> **Your goal**
Repeat the listing in full, exactly as it stands.

## BEGIN

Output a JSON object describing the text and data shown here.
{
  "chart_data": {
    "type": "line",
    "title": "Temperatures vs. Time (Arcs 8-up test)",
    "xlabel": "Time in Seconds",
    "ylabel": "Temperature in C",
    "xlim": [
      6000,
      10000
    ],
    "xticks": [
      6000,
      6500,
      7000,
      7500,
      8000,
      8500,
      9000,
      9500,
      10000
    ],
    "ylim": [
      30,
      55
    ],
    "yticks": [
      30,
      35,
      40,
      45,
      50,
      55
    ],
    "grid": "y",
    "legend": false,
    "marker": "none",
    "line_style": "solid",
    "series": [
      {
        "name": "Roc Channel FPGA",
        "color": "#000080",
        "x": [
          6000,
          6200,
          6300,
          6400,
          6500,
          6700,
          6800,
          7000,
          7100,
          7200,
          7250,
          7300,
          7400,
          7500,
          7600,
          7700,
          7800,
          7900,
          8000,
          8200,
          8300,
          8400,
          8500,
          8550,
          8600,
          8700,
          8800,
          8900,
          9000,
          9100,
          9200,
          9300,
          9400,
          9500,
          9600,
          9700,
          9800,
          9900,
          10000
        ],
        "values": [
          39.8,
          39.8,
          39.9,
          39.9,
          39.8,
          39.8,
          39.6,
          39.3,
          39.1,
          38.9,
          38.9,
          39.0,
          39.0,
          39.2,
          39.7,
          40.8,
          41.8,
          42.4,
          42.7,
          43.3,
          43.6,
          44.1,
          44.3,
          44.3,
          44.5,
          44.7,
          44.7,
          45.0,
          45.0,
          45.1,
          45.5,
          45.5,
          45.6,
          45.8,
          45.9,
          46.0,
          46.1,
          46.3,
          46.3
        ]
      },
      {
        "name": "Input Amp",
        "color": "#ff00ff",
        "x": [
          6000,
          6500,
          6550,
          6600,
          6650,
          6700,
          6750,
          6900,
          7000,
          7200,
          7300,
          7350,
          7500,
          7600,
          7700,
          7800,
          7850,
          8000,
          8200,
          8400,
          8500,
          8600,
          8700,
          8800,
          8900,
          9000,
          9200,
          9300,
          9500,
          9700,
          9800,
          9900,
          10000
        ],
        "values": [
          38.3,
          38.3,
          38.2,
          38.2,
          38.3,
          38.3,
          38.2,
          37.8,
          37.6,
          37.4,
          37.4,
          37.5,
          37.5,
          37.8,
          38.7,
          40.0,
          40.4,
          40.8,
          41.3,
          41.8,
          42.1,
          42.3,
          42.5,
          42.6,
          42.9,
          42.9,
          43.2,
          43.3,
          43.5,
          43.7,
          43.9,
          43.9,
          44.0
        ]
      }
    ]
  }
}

## END

> **Finished task**
Output a JSON object describing the text and data shown here.
{
  "chart_data": {
    "type": "line",
    "title": "Temperatures vs. Time (Arcs 8-up test)",
    "xlabel": "Time in Seconds",
    "ylabel": "Temperature in C",
    "xlim": [
      6000,
      10000
    ],
    "xticks": [
      6000,
      6500,
      7000,
      7500,
      8000,
      8500,
      9000,
      9500,
      10000
    ],
    "ylim": [
      30,
      55
    ],
    "yticks": [
      30,
      35,
      40,
      45,
      50,
      55
    ],
    "grid": "y",
    "legend": false,
    "marker": "none",
    "line_style": "solid",
    "series": [
      {
        "name": "Roc Channel FPGA",
        "color": "#000080",
        "x": [
          6000,
          6200,
          6300,
          6400,
          6500,
          6700,
          6800,
          7000,
          7100,
          7200,
          7250,
          7300,
          7400,
          7500,
          7600,
          7700,
          7800,
          7900,
          8000,
          8200,
          8300,
          8400,
          8500,
          8550,
          8600,
          8700,
          8800,
          8900,
          9000,
          9100,
          9200,
          9300,
          9400,
          9500,
          9600,
          9700,
          9800,
          9900,
          10000
        ],
        "values": [
          39.8,
          39.8,
          39.9,
          39.9,
          39.8,
          39.8,
          39.6,
          39.3,
          39.1,
          38.9,
          38.9,
          39.0,
          39.0,
          39.2,
          39.7,
          40.8,
          41.8,
          42.4,
          42.7,
          43.3,
          43.6,
          44.1,
          44.3,
          44.3,
          44.5,
          44.7,
          44.7,
          45.0,
          45.0,
          45.1,
          45.5,
          45.5,
          45.6,
          45.8,
          45.9,
          46.0,
          46.1,
          46.3,
          46.3
        ]
      },
      {
        "name": "Input Amp",
        "color": "#ff00ff",
        "x": [
          6000,
          6500,
          6550,
          6600,
          6650,
          6700,
          6750,
          6900,
          7000,
          7200,
          7300,
          7350,
          7500,
          7600,
          7700,
          7800,
          7850,
          8000,
          8200,
          8400,
          8500,
          8600,
          8700,
          8800,
          8900,
          9000,
          9200,
          9300,
          9500,
          9700,
          9800,
          9900,
          10000
        ],
        "values": [
          38.3,
          38.3,
          38.2,
          38.2,
          38.3,
          38.3,
          38.2,
          37.8,
          37.6,
          37.4,
          37.4,
          37.5,
          37.5,
          37.8,
          38.7,
          40.0,
          40.4,
          40.8,
          41.3,
          41.8,
          42.1,
          42.3,
          42.5,
          42.6,
          42.9,
          42.9,
          43.2,
          43.3,
          43.5,
          43.7,
          43.9,
          43.9,
          44.0
        ]
      }
    ]
  }
}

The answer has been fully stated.